ENUNCIADO 1 >>
Responda com base no trecho sobre crise e sustentabilidade:
(a) Em prol da revisão de quê atuam os movimentos em todo o planeta?
(b) O que significa também o ideograma chinês para a palavra crise?
(c) Há quantos anos existia um mundo diferente do atual, segundo o trecho?
ENUNCIADO 2 >>
Escreva a continuação do trecho sobre crise e sustentabilidade, começando após a última frase apresentada.

TRECHO DE ORIGEM >>
É grande a parcela de sujeitos excluídos dos avanços presentes em todas as aéreas do conhecimento humano e vivenciamos hoje a ampliação da pobreza, da miséria, da fome, da falta de condições mínimas de saúde, da falta de educação de qualidade. Nossa biodiversidade planetária, desrespeitada, encontra-se sofrendo mazelas de todo o tipo e a busca pela sustentabilidade ainda é tarefa emergente, apesar dos esforços de muitas pessoas, empresas e organizações mundiais.
Empenhados em alterar todo este quadro, movimentos em todo o planeta atuam em prol da revisão de paradigmas de exploração dos nossos recursos naturais, construindo outras possibilidades para que tenhamos a oportunidade de ampliarmos nossos dias de mais e melhor vida, apostando na sustentabilidade como prática e procedimento teórico.
Questões amplas, complexas e que nosso olhar não pode deixar de perceber. Somos parte, somos um todo, e estabelecemos com este todo relações plurais, que favorecem nossa constituição como sujeitos humanos e, diante disso, nada do que é humano pode nos causar estranheza.
Se nosso tempo presente lança dúvidas em relação ao nosso futuro comum, tal tempo pode ser (re)construído com uma outra perspectiva, mais sensível ao movimento da teia da vida. Neste sentido, podemos nos posicionar na condição de procurar por novas compreensões, validando nossos anseios de busca por alternativas para a crise que, enquanto civilização planetária, nos deparamos.
São válidos, então, novos modos de fazermos tal movimento. Um deles emerge na compreensão da palavra crise. Tempos atrás, numa pesquisa aleatória, encontrei uma possibilidade interessante de reflexão, ao aprender que o ideograma para a palavra crise, em chinês, significa também oportunidade. Será, portanto, nos momentos de crise, que poderemos encontrar alternativas, enxergarmos possibilidades de resolução de problemas.
No propósito maior de nossas ações, uma outra porta de consciência se abre, pois quando somos provocados pelas agruras da realidade, nossos movimentos internos podem favorecer novas percepções e onde, anteriormente, só era possível ver o problema, agora se observa também, prováveis soluções. Assim, em nossas cotidianidades, poderemos desenvolver originalidades e criatividades até então não pensadas, nem sentidas.
Será deste modo que o sentido maior da palavra crise se transmutará em oportunidade: vivemos, todos nós, num mundo diferente do que existia há vinte anos, visto que as mudanças presentes nos processos comunicacionais afetaram nossos modos de agir, fazer, aprender, ensinar, viver. A sociedade atual se apresenta em transformações profundas e cotidianas, mediante a complexidade e a dimensão planetária dos nossos problemas. Portanto, exige de cada um de nós ao menos uma necessária e permanente conduta: aprender sempre, de modo constante, em todas as situações que vivenciamos em nossas vidas pessoais, em nossas interações com os outros, em nossos ofícios e em nossas instituições.

DADOS FORNECIDOS >>
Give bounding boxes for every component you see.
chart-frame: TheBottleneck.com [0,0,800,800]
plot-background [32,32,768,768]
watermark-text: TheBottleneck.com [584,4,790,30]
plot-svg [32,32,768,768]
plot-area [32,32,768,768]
---
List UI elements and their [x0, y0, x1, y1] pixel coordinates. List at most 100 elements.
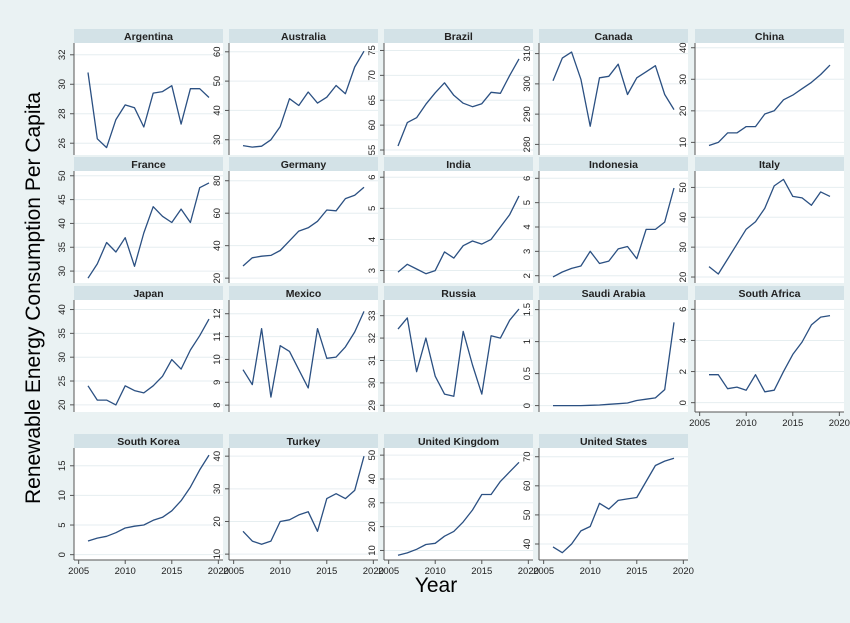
---
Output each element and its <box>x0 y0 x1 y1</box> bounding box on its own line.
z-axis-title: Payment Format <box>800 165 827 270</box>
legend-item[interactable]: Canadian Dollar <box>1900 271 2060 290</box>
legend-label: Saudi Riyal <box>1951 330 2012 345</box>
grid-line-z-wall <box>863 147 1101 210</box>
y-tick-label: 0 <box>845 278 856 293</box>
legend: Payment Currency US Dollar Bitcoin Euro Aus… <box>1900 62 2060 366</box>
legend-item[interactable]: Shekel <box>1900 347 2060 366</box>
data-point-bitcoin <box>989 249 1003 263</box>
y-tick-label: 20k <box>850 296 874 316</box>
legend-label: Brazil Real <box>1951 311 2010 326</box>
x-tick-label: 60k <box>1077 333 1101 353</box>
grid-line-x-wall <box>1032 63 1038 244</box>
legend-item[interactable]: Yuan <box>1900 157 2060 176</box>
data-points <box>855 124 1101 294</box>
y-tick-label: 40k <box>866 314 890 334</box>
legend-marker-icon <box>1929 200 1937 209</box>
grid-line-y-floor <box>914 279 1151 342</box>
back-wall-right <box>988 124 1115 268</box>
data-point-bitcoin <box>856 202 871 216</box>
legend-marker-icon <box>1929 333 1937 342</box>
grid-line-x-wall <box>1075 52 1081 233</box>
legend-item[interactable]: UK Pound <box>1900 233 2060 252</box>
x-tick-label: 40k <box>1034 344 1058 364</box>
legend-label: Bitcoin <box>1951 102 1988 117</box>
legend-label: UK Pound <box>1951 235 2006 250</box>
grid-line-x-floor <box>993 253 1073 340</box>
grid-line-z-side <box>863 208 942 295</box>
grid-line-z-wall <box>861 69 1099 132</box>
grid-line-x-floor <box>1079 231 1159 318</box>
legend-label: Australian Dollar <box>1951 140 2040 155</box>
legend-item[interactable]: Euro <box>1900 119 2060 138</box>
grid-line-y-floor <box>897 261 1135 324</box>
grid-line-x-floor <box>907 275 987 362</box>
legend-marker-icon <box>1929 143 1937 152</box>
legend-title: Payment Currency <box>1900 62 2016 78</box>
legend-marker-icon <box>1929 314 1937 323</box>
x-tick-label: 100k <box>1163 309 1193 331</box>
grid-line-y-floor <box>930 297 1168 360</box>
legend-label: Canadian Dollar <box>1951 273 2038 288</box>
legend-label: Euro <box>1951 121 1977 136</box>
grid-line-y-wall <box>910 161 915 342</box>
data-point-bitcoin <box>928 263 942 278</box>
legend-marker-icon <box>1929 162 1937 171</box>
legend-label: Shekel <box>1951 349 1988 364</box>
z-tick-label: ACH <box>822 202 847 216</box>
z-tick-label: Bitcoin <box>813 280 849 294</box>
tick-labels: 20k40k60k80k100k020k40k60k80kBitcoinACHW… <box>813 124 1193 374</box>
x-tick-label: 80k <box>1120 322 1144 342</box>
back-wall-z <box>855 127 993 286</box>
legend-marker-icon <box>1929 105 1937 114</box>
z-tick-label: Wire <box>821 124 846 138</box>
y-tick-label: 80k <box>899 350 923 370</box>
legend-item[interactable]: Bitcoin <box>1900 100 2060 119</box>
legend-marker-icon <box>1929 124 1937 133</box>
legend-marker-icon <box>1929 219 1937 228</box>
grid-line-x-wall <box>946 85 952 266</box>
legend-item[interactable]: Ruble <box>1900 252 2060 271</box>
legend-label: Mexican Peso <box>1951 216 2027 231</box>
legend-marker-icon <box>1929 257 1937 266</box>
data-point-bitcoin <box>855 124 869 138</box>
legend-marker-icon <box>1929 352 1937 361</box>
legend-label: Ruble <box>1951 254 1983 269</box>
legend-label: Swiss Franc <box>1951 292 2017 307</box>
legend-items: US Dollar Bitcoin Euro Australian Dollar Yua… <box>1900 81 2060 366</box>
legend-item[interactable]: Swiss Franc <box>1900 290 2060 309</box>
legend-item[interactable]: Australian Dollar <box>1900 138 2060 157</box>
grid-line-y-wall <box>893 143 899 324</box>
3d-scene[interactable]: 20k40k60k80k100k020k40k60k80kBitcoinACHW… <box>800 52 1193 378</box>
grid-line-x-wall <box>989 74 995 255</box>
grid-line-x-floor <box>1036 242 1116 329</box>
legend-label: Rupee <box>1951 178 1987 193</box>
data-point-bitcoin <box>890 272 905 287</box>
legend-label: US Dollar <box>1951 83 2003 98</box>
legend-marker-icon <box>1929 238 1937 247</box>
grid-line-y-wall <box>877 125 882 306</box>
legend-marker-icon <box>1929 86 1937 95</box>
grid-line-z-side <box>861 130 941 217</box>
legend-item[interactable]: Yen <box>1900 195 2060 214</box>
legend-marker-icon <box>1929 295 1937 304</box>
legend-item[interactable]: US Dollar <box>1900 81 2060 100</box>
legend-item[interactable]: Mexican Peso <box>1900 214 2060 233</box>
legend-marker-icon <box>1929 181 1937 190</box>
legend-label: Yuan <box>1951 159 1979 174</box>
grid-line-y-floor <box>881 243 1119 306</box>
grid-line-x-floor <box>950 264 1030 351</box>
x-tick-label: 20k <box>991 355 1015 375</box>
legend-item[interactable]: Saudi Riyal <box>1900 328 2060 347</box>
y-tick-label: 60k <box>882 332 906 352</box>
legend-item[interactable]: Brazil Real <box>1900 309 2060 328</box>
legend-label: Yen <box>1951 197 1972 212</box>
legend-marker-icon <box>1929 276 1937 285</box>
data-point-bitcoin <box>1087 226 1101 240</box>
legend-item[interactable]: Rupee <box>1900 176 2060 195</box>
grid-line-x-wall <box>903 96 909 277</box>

RESULTADO DA TAREFA 1 >>
(a) Dos paradigmas de exploração dos nossos recursos naturais.
(b) Oportunidade.
(c) Há vinte anos.

RESULTADO DA TAREFA 2 >>
Aqui reside um outro ponto de partida às nossas reflexões no próximo item: as contribuições da Psicopedagogia em todo este contexto, convocando-nos à construção de relações mais verdadeiras, pautadas na diferença e na pluralidade, na alegria e na motivação e, claro, na ativa participação de todos no processo de criar sentidos e significados para uma nova vida, mais plena e digna para todos.
De modo muito biográfico, a Psicopedagogia favorece novos pontos de partida aos sujeitos em movimentos por suas aprendizagens e autorias. Na experiência com a formação de ensinantes e de profissionais psicopedagogos ao longo dos últimos anos, tenho feito inúmeras reflexões a respeito das contribuições da Psicopedagogia no contexto citado acima.
O que tenho observado e vivenciado, vivido com a intensidade de produzir novos significados e sentidos ao nosso agirfazer? A Psicopedagogia, quando compreendida como uma EAM (Experiência de Aprendizagem Mediada), acaba por nos convocar à construção de relações mais verdadeiras. Com esse movimento, novos significados elaboramos às nossas trajetórias como aprendentes e ensinantes e, com tal processo, podemos seguir na busca de organização de nossas informações e de nossos conhecimentos, nos conduzindo para melhores momentos de sabedoria nas tomadas de decisão em nossas vidas.
Entretanto, isso não significa afirmar que a Psicopedagogia é a salvação de todas as nossas mazelas, que é a redenção de nossas tantas limitações. Ao contrário disso, com a Psicopedagogia estabelecemos novos olhares para com os distintos modos como operamos a condução de nossas histórias de vida, além de validarmos os momentos outros de nossas próprias biografias: por isso o uso da afirmativa a possibilidade do (re)encontro.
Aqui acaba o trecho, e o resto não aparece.